§ GIVEN INSTRUCTION:
According to the forum thread on displaying CRT masks on OLED TVs, which subpixel order should be used for OLED TVs instead of RGB?

§ DOCUMENT SEGMENT:
It’s proof that OLED TVs can in fact be suitable for displaying CRT masks (of at least certain types) whereas previously, I didn’t think it was possible.
It also brings to light that we should be using BGR for OLED TVs instead of RGB.
It still may not be perfect but it’s a huge improvement for OLED users.
All I probably need to do is increase the ISO on my camera but these shots were intended to analyse the structure and behaviour of the mask on the TV at the triad level and they served that purpose well.
I’m open to performing other tests if you would like to collect other types of data.
I think it’s just the way the TV accepts the signal and presents it to the subpixel structure on the panel. The TV designers most likely didn’t design them with uses like this in mind so all they needed to achieve was paint the right colours at the pixel level, how they went about achieving this at the subpixel level would have probably been determined by different factors, including the characteristics of the technology.
I was wondering if it would be possible after learning more about the actual behaviour of these WOLED subpixels (not just brushing them aside due to RTINGS subpixel measurement images) if we can manipulate things at the Shader level in order to get them to output things the way we want or at least get some improvements over what is available today.
So I’m suggesting more experimentation.
Thanks a lot for the support and inputs @nfp0!
Looking forward to seeing some photos of your newer model OLED TV!
It most definitely is on. I’ve been using my OLED TV in my HT/Gaming PC setup since about February, 2016. I have no noticeable burn-in whatsoever. The only thing I noticed is that I have a dead pixel on the left edge of the panel. I hardly even see that.

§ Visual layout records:
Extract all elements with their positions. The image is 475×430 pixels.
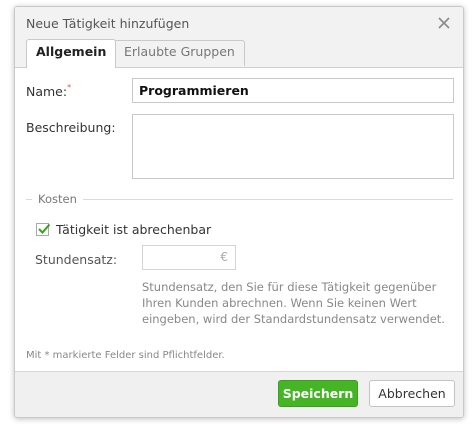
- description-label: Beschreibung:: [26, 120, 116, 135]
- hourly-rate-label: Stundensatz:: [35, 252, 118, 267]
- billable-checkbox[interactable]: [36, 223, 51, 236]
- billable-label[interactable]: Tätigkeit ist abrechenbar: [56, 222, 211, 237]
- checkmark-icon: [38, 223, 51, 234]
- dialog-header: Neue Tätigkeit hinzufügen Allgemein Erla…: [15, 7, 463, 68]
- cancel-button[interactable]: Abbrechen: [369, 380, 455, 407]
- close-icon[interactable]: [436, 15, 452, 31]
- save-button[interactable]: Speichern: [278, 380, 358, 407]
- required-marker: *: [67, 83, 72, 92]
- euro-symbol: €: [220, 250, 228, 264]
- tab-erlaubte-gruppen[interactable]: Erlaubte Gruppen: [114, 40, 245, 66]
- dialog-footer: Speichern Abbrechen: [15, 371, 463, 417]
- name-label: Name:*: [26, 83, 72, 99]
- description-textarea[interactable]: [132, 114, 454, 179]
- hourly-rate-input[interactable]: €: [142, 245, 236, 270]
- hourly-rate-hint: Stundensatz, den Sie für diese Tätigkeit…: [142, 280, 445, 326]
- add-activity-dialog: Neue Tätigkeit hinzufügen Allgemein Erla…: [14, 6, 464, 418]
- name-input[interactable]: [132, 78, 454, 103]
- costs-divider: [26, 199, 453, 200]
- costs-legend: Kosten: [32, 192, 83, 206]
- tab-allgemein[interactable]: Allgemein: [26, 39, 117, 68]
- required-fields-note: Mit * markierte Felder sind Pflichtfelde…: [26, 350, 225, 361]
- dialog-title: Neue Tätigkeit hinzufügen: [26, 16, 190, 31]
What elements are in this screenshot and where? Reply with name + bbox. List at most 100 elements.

§ FULL RESPONSE:
BGR